Each entry below should be written out exactly as it is, with no pictures.

********************

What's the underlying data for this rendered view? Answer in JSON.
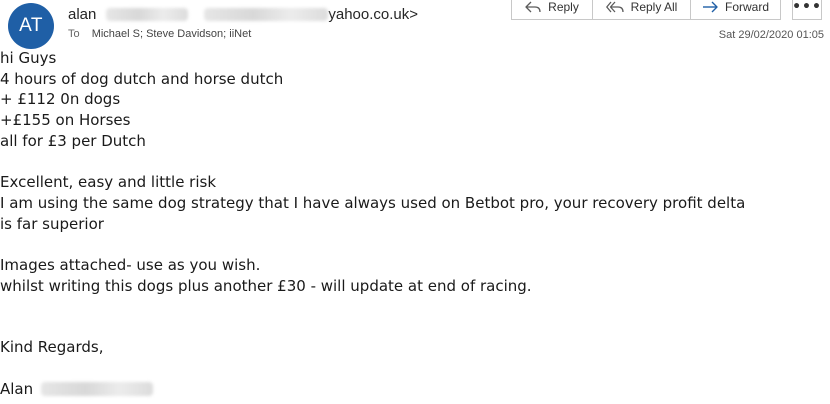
{
  "header": {
    "avatar_initials": "AT",
    "sender_name": "alan",
    "sender_email_tail": "yahoo.co.uk>",
    "to_label": "To",
    "recipients": "Michael S; Steve Davidson; iiNet",
    "timestamp": "Sat 29/02/2020 01:05",
    "avatar_color": "#1f5fa6"
  },
  "toolbar": {
    "reply_label": "Reply",
    "reply_all_label": "Reply All",
    "forward_label": "Forward",
    "more_label": "•••",
    "reply_icon": "reply-icon",
    "reply_all_icon": "reply-all-icon",
    "forward_icon": "forward-icon",
    "accent": "#1f5fa6"
  },
  "message": {
    "lines": [
      "hi Guys",
      "4 hours of dog dutch and horse dutch",
      "+ £112 0n dogs",
      "+£155 on Horses",
      "all for £3 per Dutch"
    ],
    "para2": [
      "Excellent, easy and little risk",
      "I am using the same dog strategy that I have always used on Betbot pro, your recovery profit delta",
      "is far superior"
    ],
    "para3": [
      "Images attached- use as you wish.",
      "whilst writing this dogs plus another £30 - will update at end of racing."
    ],
    "closing": "Kind Regards,",
    "signature_name": "Alan"
  }
}
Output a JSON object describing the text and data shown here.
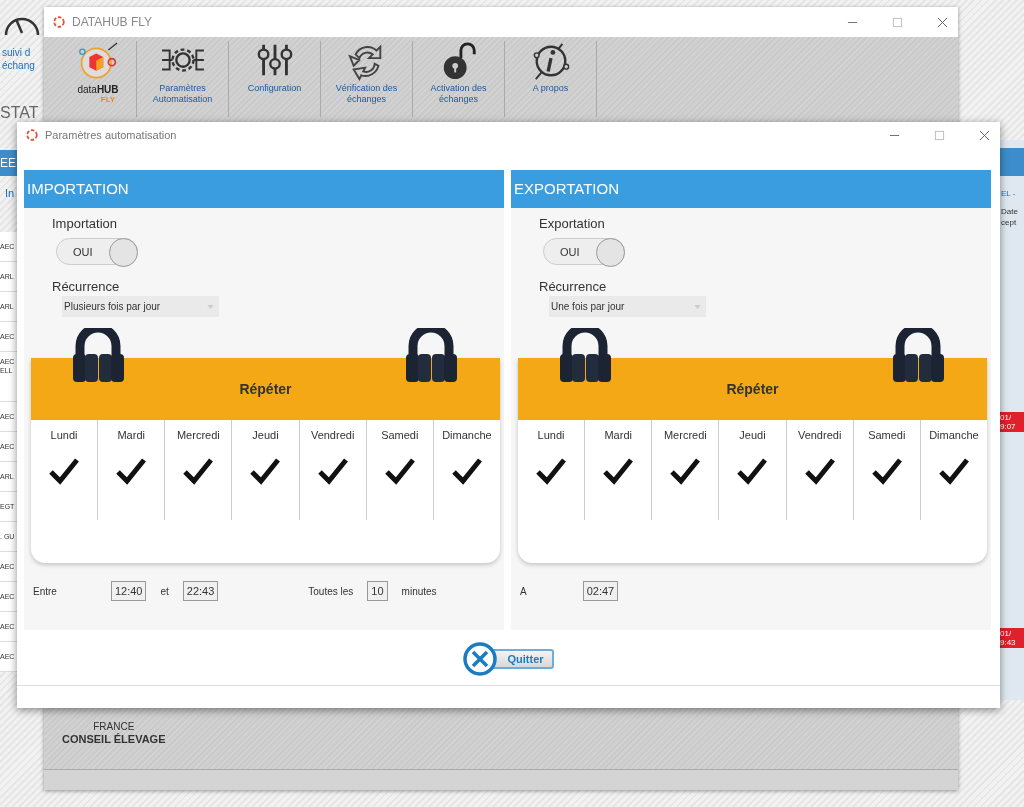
{
  "background_app": {
    "left_link": "suivi d échang",
    "left_heading": "STAT",
    "left_band": "EE",
    "left_subheading": "In",
    "left_rows": [
      "AEC",
      "ARL",
      "ARL",
      "AEC",
      "AEC ELL",
      "AEC",
      "AEC",
      "ARL",
      "EGT",
      ". GU",
      "AEC",
      "AEC",
      "AEC",
      "AEC"
    ],
    "right_heading": "EL -",
    "right_subheading": "Date cept",
    "right_badges": [
      "01/ 9:07",
      "01/ 9:43"
    ]
  },
  "main_window": {
    "title": "DATAHUB FLY",
    "logo": {
      "text": "data**HUB**",
      "sub": "FLY"
    },
    "toolbar": [
      {
        "kind": "gear",
        "label": "Paramètres Automatisation"
      },
      {
        "kind": "sliders",
        "label": "Configuration"
      },
      {
        "kind": "cycle",
        "label": "Vérification des échanges"
      },
      {
        "kind": "lock",
        "label": "Activation des échanges"
      },
      {
        "kind": "info",
        "label": "A propos"
      }
    ],
    "footer_logo": [
      "FRANCE",
      "CONSEIL ÉLEVAGE"
    ]
  },
  "dialog": {
    "title": "Paramètres automatisation",
    "panels": [
      {
        "header": "IMPORTATION",
        "toggle_label": "Importation",
        "toggle": {
          "text": "OUI",
          "on": true
        },
        "recurrence_label": "Récurrence",
        "recurrence_value": "Plusieurs fois par jour",
        "repeat_title": "Répéter",
        "days": [
          {
            "label": "Lundi",
            "checked": true
          },
          {
            "label": "Mardi",
            "checked": true
          },
          {
            "label": "Mercredi",
            "checked": true
          },
          {
            "label": "Jeudi",
            "checked": true
          },
          {
            "label": "Vendredi",
            "checked": true
          },
          {
            "label": "Samedi",
            "checked": true
          },
          {
            "label": "Dimanche",
            "checked": true
          }
        ],
        "schedule": [
          {
            "kind": "label",
            "text": "Entre"
          },
          {
            "kind": "field",
            "text": "12:40"
          },
          {
            "kind": "label",
            "text": "et"
          },
          {
            "kind": "field",
            "text": "22:43"
          },
          {
            "kind": "label",
            "text": "Toutes les"
          },
          {
            "kind": "field",
            "text": "10"
          },
          {
            "kind": "label",
            "text": "minutes"
          }
        ]
      },
      {
        "header": "EXPORTATION",
        "toggle_label": "Exportation",
        "toggle": {
          "text": "OUI",
          "on": true
        },
        "recurrence_label": "Récurrence",
        "recurrence_value": "Une fois par jour",
        "repeat_title": "Répéter",
        "days": [
          {
            "label": "Lundi",
            "checked": true
          },
          {
            "label": "Mardi",
            "checked": true
          },
          {
            "label": "Mercredi",
            "checked": true
          },
          {
            "label": "Jeudi",
            "checked": true
          },
          {
            "label": "Vendredi",
            "checked": true
          },
          {
            "label": "Samedi",
            "checked": true
          },
          {
            "label": "Dimanche",
            "checked": true
          }
        ],
        "schedule": [
          {
            "kind": "label",
            "text": "A"
          },
          {
            "kind": "field",
            "text": "02:47"
          }
        ]
      }
    ],
    "quit_button": "Quitter"
  }
}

********************

▶ [Exercise result]
What's the underlying data for this rendered view? Answer in JSON.
{
  "header": {
    "avatar_initials": "AT",
    "sender_name": "alan",
    "sender_email_tail": "yahoo.co.uk>",
    "to_label": "To",
    "recipients": "Michael S; Steve Davidson; iiNet",
    "timestamp": "Sat 29/02/2020 01:05",
    "avatar_color": "#1f5fa6"
  },
  "toolbar": {
    "reply_label": "Reply",
    "reply_all_label": "Reply All",
    "forward_label": "Forward",
    "more_label": "•••",
    "reply_icon": "reply-icon",
    "reply_all_icon": "reply-all-icon",
    "forward_icon": "forward-icon",
    "accent": "#1f5fa6"
  },
  "message": {
    "lines": [
      "hi Guys",
      "4 hours of dog dutch and horse dutch",
      "+ £112 0n dogs",
      "+£155 on Horses",
      "all for £3 per Dutch"
    ],
    "para2": [
      "Excellent, easy and little risk",
      "I am using the same dog strategy that I have always used on Betbot pro, your recovery profit delta",
      "is far superior"
    ],
    "para3": [
      "Images attached- use as you wish.",
      "whilst writing this dogs plus another £30 - will update at end of racing."
    ],
    "closing": "Kind Regards,",
    "signature_name": "Alan"
  }
}
Output a JSON object describing the text and data shown here.
{
  "background_app": {
    "left_link": "suivi d échang",
    "left_heading": "STAT",
    "left_band": "EE",
    "left_subheading": "In",
    "left_rows": [
      "AEC",
      "ARL",
      "ARL",
      "AEC",
      "AEC ELL",
      "AEC",
      "AEC",
      "ARL",
      "EGT",
      ". GU",
      "AEC",
      "AEC",
      "AEC",
      "AEC"
    ],
    "right_heading": "EL -",
    "right_subheading": "Date cept",
    "right_badges": [
      "01/ 9:07",
      "01/ 9:43"
    ]
  },
  "main_window": {
    "title": "DATAHUB FLY",
    "logo": {
      "text": "data**HUB**",
      "sub": "FLY"
    },
    "toolbar": [
      {
        "kind": "gear",
        "label": "Paramètres Automatisation"
      },
      {
        "kind": "sliders",
        "label": "Configuration"
      },
      {
        "kind": "cycle",
        "label": "Vérification des échanges"
      },
      {
        "kind": "lock",
        "label": "Activation des échanges"
      },
      {
        "kind": "info",
        "label": "A propos"
      }
    ],
    "footer_logo": [
      "FRANCE",
      "CONSEIL ÉLEVAGE"
    ]
  },
  "dialog": {
    "title": "Paramètres automatisation",
    "panels": [
      {
        "header": "IMPORTATION",
        "toggle_label": "Importation",
        "toggle": {
          "text": "OUI",
          "on": true
        },
        "recurrence_label": "Récurrence",
        "recurrence_value": "Plusieurs fois par jour",
        "repeat_title": "Répéter",
        "days": [
          {
            "label": "Lundi",
            "checked": true
          },
          {
            "label": "Mardi",
            "checked": true
          },
          {
            "label": "Mercredi",
            "checked": true
          },
          {
            "label": "Jeudi",
            "checked": true
          },
          {
            "label": "Vendredi",
            "checked": true
          },
          {
            "label": "Samedi",
            "checked": true
          },
          {
            "label": "Dimanche",
            "checked": true
          }
        ],
        "schedule": [
          {
            "kind": "label",
            "text": "Entre"
          },
          {
            "kind": "field",
            "text": "12:40"
          },
          {
            "kind": "label",
            "text": "et"
          },
          {
            "kind": "field",
            "text": "22:43"
          },
          {
            "kind": "label",
            "text": "Toutes les"
          },
          {
            "kind": "field",
            "text": "10"
          },
          {
            "kind": "label",
            "text": "minutes"
          }
        ]
      },
      {
        "header": "EXPORTATION",
        "toggle_label": "Exportation",
        "toggle": {
          "text": "OUI",
          "on": true
        },
        "recurrence_label": "Récurrence",
        "recurrence_value": "Une fois par jour",
        "repeat_title": "Répéter",
        "days": [
          {
            "label": "Lundi",
            "checked": true
          },
          {
            "label": "Mardi",
            "checked": true
          },
          {
            "label": "Mercredi",
            "checked": true
          },
          {
            "label": "Jeudi",
            "checked": true
          },
          {
            "label": "Vendredi",
            "checked": true
          },
          {
            "label": "Samedi",
            "checked": true
          },
          {
            "label": "Dimanche",
            "checked": true
          }
        ],
        "schedule": [
          {
            "kind": "label",
            "text": "A"
          },
          {
            "kind": "field",
            "text": "02:47"
          }
        ]
      }
    ],
    "quit_button": "Quitter"
  }
}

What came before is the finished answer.